PROBLEM DETAILS - Wherever the string "numeric" appears in a line, extract that line.

-- EXERCISE INPUT start --

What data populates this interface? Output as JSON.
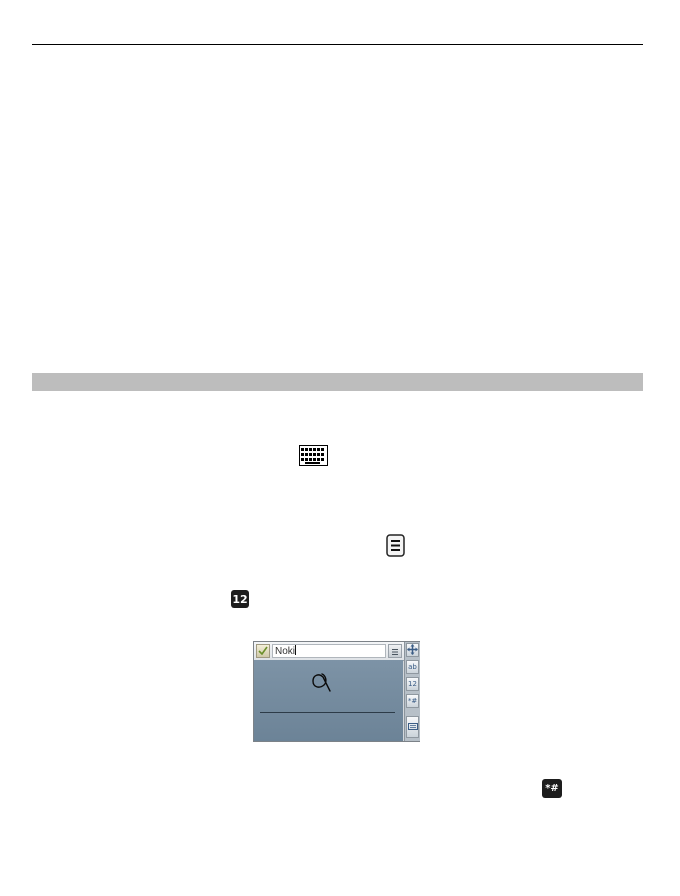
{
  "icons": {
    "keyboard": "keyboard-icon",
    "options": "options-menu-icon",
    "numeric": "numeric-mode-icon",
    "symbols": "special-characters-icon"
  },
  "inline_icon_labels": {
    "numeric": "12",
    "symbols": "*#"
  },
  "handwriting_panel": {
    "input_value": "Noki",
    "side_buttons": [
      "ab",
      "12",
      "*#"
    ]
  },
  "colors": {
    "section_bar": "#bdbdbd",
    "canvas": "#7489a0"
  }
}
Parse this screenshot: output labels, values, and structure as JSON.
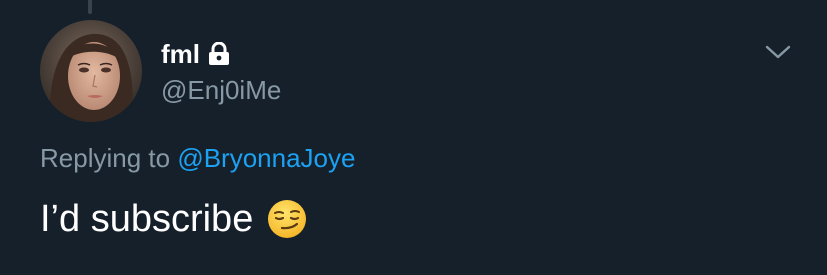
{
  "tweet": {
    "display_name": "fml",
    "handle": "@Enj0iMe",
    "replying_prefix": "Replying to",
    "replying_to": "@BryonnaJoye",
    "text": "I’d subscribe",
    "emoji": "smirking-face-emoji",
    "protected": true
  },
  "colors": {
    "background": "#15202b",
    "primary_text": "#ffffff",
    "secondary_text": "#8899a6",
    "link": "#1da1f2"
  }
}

-- EXERCISE INPUT end --

RESULT -
    "numeric": "numeric-mode-icon",
    "numeric": "12",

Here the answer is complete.